** Begin Extracted entries **
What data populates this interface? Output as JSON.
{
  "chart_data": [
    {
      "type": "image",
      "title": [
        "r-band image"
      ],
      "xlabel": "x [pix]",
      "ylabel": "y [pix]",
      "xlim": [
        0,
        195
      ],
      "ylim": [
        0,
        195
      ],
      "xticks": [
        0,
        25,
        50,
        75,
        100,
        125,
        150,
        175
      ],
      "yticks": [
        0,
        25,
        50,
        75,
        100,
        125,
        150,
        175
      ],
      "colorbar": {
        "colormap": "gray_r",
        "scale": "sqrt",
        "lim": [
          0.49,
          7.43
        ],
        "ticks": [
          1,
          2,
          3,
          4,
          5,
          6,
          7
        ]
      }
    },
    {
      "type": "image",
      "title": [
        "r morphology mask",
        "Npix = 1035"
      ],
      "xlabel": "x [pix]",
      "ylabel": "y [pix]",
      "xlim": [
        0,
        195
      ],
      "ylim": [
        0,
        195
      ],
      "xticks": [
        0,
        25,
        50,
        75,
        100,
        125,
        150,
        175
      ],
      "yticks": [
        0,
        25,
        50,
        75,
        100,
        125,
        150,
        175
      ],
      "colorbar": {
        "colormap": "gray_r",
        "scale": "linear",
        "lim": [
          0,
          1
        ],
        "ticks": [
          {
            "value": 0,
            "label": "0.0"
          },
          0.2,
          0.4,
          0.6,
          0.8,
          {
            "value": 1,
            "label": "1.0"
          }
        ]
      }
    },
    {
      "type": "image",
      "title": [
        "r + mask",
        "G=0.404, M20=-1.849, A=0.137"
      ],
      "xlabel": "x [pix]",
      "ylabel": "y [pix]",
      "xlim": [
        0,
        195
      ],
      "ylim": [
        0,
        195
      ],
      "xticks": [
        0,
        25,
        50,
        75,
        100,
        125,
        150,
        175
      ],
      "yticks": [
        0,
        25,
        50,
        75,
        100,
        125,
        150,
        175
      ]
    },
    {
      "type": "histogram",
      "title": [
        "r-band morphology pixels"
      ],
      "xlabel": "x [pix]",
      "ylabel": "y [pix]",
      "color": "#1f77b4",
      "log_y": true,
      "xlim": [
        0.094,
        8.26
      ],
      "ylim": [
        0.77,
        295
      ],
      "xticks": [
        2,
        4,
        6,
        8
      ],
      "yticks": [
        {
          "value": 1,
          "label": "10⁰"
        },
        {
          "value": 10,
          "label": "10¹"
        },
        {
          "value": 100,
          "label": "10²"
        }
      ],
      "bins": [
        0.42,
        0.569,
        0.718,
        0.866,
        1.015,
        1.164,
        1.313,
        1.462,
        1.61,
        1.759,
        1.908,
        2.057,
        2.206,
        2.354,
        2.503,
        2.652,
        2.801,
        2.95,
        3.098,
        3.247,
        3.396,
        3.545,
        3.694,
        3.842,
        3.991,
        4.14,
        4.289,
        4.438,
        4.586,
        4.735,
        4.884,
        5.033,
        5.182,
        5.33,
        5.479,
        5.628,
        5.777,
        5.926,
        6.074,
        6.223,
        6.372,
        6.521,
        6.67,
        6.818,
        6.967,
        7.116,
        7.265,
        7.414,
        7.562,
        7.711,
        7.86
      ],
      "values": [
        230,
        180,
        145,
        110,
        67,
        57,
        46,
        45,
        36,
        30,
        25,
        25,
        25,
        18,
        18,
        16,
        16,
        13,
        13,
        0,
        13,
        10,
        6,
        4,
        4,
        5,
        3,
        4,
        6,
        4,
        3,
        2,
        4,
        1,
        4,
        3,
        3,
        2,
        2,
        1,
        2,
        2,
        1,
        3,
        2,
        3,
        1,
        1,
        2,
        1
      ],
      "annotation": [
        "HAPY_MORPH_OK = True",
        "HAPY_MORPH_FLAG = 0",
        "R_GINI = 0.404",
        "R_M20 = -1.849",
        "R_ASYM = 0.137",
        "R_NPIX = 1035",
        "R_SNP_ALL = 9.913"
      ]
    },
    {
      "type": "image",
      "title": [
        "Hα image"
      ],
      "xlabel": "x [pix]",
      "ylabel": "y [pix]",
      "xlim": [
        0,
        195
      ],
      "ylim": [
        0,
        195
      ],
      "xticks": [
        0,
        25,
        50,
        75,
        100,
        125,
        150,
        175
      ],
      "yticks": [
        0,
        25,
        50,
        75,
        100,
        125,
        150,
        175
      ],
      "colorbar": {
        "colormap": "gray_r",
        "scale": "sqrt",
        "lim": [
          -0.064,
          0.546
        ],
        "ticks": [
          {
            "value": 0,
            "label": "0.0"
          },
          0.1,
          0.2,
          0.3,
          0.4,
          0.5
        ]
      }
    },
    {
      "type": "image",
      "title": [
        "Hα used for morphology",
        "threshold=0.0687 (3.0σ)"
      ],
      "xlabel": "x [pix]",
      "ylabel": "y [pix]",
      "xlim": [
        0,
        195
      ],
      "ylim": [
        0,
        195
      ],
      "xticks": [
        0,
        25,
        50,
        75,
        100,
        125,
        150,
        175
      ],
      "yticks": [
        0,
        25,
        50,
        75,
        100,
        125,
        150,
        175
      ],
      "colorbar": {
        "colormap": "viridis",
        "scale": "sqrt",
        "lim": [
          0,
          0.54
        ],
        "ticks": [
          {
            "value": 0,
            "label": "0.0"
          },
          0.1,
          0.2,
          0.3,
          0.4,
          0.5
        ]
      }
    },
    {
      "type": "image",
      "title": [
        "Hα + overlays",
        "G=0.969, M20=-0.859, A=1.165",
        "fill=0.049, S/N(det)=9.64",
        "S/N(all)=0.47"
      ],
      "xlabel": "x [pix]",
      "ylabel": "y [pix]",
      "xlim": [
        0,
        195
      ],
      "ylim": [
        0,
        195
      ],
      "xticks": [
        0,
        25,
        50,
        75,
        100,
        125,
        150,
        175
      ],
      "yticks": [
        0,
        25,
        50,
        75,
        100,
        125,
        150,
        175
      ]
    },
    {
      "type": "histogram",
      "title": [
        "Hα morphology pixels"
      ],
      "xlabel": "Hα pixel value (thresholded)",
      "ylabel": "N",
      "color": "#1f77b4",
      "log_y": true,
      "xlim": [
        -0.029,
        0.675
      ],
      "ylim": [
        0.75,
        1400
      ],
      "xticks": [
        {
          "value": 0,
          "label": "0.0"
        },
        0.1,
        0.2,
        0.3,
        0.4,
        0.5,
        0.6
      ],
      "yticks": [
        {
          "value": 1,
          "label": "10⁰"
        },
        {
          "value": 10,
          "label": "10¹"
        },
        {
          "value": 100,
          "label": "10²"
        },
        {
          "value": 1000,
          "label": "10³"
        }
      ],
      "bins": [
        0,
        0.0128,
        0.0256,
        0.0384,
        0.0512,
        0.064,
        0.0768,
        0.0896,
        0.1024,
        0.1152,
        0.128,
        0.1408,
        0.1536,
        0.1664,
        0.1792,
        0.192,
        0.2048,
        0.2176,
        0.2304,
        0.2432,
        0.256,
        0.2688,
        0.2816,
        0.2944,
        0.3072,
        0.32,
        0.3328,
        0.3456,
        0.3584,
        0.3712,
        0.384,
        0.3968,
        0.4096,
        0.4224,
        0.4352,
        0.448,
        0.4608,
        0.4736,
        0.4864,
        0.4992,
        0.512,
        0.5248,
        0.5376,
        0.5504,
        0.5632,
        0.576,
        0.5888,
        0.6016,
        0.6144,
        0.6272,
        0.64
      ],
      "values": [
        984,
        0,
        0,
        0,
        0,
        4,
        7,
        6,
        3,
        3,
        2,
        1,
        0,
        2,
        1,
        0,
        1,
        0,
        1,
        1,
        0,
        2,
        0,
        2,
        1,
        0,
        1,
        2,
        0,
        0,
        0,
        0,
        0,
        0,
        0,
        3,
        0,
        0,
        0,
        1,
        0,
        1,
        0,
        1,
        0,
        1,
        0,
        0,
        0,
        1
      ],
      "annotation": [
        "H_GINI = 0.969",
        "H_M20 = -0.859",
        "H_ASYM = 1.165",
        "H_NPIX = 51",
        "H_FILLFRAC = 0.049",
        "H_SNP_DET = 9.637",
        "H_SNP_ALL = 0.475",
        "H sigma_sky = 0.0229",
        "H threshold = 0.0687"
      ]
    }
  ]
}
** End Extracted entries **
--- Written instruction ---
Search the records above for "morphology". Copy each line where it is found.

--- Solution below ---
        "r morphology mask",
        "r-band morphology pixels"
        "Hα used for morphology",
        "Hα morphology pixels"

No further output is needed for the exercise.